--- start Provided data ---

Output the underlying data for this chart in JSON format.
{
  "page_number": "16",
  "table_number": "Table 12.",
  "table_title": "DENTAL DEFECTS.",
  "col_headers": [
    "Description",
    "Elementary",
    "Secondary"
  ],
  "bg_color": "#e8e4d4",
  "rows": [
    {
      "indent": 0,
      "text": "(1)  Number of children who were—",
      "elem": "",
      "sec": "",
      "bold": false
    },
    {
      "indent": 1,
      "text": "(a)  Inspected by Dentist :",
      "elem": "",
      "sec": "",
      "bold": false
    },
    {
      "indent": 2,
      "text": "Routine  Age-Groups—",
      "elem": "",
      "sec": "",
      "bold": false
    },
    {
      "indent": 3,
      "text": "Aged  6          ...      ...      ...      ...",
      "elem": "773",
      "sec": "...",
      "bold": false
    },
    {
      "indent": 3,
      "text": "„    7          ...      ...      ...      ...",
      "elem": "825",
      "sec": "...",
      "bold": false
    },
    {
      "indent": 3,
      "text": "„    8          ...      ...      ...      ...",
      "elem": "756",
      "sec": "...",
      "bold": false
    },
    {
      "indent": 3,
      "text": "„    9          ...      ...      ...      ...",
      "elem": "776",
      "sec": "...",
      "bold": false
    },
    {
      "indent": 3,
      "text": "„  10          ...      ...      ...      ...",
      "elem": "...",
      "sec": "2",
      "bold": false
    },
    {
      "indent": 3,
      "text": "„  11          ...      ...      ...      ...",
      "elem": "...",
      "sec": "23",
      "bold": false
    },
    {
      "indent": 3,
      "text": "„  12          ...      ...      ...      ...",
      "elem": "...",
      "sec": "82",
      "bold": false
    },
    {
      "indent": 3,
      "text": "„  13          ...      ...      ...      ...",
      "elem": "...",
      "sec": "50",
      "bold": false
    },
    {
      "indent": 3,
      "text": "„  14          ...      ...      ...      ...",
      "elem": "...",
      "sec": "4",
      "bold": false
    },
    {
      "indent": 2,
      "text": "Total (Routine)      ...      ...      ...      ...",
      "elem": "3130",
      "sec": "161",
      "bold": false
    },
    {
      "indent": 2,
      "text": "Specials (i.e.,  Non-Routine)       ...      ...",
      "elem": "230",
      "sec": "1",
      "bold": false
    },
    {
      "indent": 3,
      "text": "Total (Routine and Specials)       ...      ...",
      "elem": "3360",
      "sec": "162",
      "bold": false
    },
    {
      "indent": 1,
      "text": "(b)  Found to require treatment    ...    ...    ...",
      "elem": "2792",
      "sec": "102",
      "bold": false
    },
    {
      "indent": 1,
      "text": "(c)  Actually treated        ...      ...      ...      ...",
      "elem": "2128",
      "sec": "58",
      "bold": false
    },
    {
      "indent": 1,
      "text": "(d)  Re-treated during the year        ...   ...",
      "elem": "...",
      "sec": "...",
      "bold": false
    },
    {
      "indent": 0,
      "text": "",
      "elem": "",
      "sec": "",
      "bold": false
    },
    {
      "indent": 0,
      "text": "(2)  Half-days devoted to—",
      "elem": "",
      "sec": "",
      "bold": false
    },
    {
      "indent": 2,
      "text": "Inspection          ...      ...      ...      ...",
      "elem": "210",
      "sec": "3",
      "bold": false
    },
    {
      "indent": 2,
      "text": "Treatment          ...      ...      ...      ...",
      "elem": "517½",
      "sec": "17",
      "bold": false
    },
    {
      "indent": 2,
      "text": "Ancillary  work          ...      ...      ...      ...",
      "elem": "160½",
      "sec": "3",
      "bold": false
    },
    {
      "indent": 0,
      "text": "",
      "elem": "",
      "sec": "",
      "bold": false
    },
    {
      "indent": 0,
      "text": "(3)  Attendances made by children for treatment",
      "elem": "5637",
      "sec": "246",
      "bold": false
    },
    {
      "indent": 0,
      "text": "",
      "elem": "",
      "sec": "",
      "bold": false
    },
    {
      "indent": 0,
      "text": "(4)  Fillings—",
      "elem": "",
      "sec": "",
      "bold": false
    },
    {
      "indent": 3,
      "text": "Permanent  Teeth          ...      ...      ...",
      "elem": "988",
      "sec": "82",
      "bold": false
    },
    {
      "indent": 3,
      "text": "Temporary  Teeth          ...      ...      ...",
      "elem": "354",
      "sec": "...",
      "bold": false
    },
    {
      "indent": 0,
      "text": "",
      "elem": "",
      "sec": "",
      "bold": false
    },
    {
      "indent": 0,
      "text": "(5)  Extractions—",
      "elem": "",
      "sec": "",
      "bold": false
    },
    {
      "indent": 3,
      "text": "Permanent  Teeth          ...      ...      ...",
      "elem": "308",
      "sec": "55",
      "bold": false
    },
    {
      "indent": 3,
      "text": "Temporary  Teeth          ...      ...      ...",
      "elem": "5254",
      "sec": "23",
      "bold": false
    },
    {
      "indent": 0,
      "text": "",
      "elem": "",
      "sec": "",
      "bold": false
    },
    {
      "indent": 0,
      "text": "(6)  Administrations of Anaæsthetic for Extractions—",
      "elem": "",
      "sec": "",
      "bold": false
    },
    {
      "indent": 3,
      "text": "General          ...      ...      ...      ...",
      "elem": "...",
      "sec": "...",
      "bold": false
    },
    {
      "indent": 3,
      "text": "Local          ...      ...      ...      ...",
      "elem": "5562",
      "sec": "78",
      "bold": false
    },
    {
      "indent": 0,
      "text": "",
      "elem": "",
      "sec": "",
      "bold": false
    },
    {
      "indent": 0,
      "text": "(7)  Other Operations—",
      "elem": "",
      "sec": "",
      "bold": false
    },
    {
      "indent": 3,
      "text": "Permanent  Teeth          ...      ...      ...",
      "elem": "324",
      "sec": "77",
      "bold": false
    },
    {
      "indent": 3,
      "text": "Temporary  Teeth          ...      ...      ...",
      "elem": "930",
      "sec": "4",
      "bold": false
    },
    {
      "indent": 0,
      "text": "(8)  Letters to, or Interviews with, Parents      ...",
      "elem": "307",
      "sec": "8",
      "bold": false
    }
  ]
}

--- end Provided data ---

> [Exercise task] Quote the material exactly, leaving nothing out.

> [Solution to the problem]
Output the underlying data for this chart in JSON format.
{
  "page_number": "16",
  "table_number": "Table 12.",
  "table_title": "DENTAL DEFECTS.",
  "col_headers": [
    "Description",
    "Elementary",
    "Secondary"
  ],
  "bg_color": "#e8e4d4",
  "rows": [
    {
      "indent": 0,
      "text": "(1)  Number of children who were—",
      "elem": "",
      "sec": "",
      "bold": false
    },
    {
      "indent": 1,
      "text": "(a)  Inspected by Dentist :",
      "elem": "",
      "sec": "",
      "bold": false
    },
    {
      "indent": 2,
      "text": "Routine  Age-Groups—",
      "elem": "",
      "sec": "",
      "bold": false
    },
    {
      "indent": 3,
      "text": "Aged  6          ...      ...      ...      ...",
      "elem": "773",
      "sec": "...",
      "bold": false
    },
    {
      "indent": 3,
      "text": "„    7          ...      ...      ...      ...",
      "elem": "825",
      "sec": "...",
      "bold": false
    },
    {
      "indent": 3,
      "text": "„    8          ...      ...      ...      ...",
      "elem": "756",
      "sec": "...",
      "bold": false
    },
    {
      "indent": 3,
      "text": "„    9          ...      ...      ...      ...",
      "elem": "776",
      "sec": "...",
      "bold": false
    },
    {
      "indent": 3,
      "text": "„  10          ...      ...      ...      ...",
      "elem": "...",
      "sec": "2",
      "bold": false
    },
    {
      "indent": 3,
      "text": "„  11          ...      ...      ...      ...",
      "elem": "...",
      "sec": "23",
      "bold": false
    },
    {
      "indent": 3,
      "text": "„  12          ...      ...      ...      ...",
      "elem": "...",
      "sec": "82",
      "bold": false
    },
    {
      "indent": 3,
      "text": "„  13          ...      ...      ...      ...",
      "elem": "...",
      "sec": "50",
      "bold": false
    },
    {
      "indent": 3,
      "text": "„  14          ...      ...      ...      ...",
      "elem": "...",
      "sec": "4",
      "bold": false
    },
    {
      "indent": 2,
      "text": "Total (Routine)      ...      ...      ...      ...",
      "elem": "3130",
      "sec": "161",
      "bold": false
    },
    {
      "indent": 2,
      "text": "Specials (i.e.,  Non-Routine)       ...      ...",
      "elem": "230",
      "sec": "1",
      "bold": false
    },
    {
      "indent": 3,
      "text": "Total (Routine and Specials)       ...      ...",
      "elem": "3360",
      "sec": "162",
      "bold": false
    },
    {
      "indent": 1,
      "text": "(b)  Found to require treatment    ...    ...    ...",
      "elem": "2792",
      "sec": "102",
      "bold": false
    },
    {
      "indent": 1,
      "text": "(c)  Actually treated        ...      ...      ...      ...",
      "elem": "2128",
      "sec": "58",
      "bold": false
    },
    {
      "indent": 1,
      "text": "(d)  Re-treated during the year        ...   ...",
      "elem": "...",
      "sec": "...",
      "bold": false
    },
    {
      "indent": 0,
      "text": "",
      "elem": "",
      "sec": "",
      "bold": false
    },
    {
      "indent": 0,
      "text": "(2)  Half-days devoted to—",
      "elem": "",
      "sec": "",
      "bold": false
    },
    {
      "indent": 2,
      "text": "Inspection          ...      ...      ...      ...",
      "elem": "210",
      "sec": "3",
      "bold": false
    },
    {
      "indent": 2,
      "text": "Treatment          ...      ...      ...      ...",
      "elem": "517½",
      "sec": "17",
      "bold": false
    },
    {
      "indent": 2,
      "text": "Ancillary  work          ...      ...      ...      ...",
      "elem": "160½",
      "sec": "3",
      "bold": false
    },
    {
      "indent": 0,
      "text": "",
      "elem": "",
      "sec": "",
      "bold": false
    },
    {
      "indent": 0,
      "text": "(3)  Attendances made by children for treatment",
      "elem": "5637",
      "sec": "246",
      "bold": false
    },
    {
      "indent": 0,
      "text": "",
      "elem": "",
      "sec": "",
      "bold": false
    },
    {
      "indent": 0,
      "text": "(4)  Fillings—",
      "elem": "",
      "sec": "",
      "bold": false
    },
    {
      "indent": 3,
      "text": "Permanent  Teeth          ...      ...      ...",
      "elem": "988",
      "sec": "82",
      "bold": false
    },
    {
      "indent": 3,
      "text": "Temporary  Teeth          ...      ...      ...",
      "elem": "354",
      "sec": "...",
      "bold": false
    },
    {
      "indent": 0,
      "text": "",
      "elem": "",
      "sec": "",
      "bold": false
    },
    {
      "indent": 0,
      "text": "(5)  Extractions—",
      "elem": "",
      "sec": "",
      "bold": false
    },
    {
      "indent": 3,
      "text": "Permanent  Teeth          ...      ...      ...",
      "elem": "308",
      "sec": "55",
      "bold": false
    },
    {
      "indent": 3,
      "text": "Temporary  Teeth          ...      ...      ...",
      "elem": "5254",
      "sec": "23",
      "bold": false
    },
    {
      "indent": 0,
      "text": "",
      "elem": "",
      "sec": "",
      "bold": false
    },
    {
      "indent": 0,
      "text": "(6)  Administrations of Anaæsthetic for Extractions—",
      "elem": "",
      "sec": "",
      "bold": false
    },
    {
      "indent": 3,
      "text": "General          ...      ...      ...      ...",
      "elem": "...",
      "sec": "...",
      "bold": false
    },
    {
      "indent": 3,
      "text": "Local          ...      ...      ...      ...",
      "elem": "5562",
      "sec": "78",
      "bold": false
    },
    {
      "indent": 0,
      "text": "",
      "elem": "",
      "sec": "",
      "bold": false
    },
    {
      "indent": 0,
      "text": "(7)  Other Operations—",
      "elem": "",
      "sec": "",
      "bold": false
    },
    {
      "indent": 3,
      "text": "Permanent  Teeth          ...      ...      ...",
      "elem": "324",
      "sec": "77",
      "bold": false
    },
    {
      "indent": 3,
      "text": "Temporary  Teeth          ...      ...      ...",
      "elem": "930",
      "sec": "4",
      "bold": false
    },
    {
      "indent": 0,
      "text": "(8)  Letters to, or Interviews with, Parents      ...",
      "elem": "307",
      "sec": "8",
      "bold": false
    }
  ]
}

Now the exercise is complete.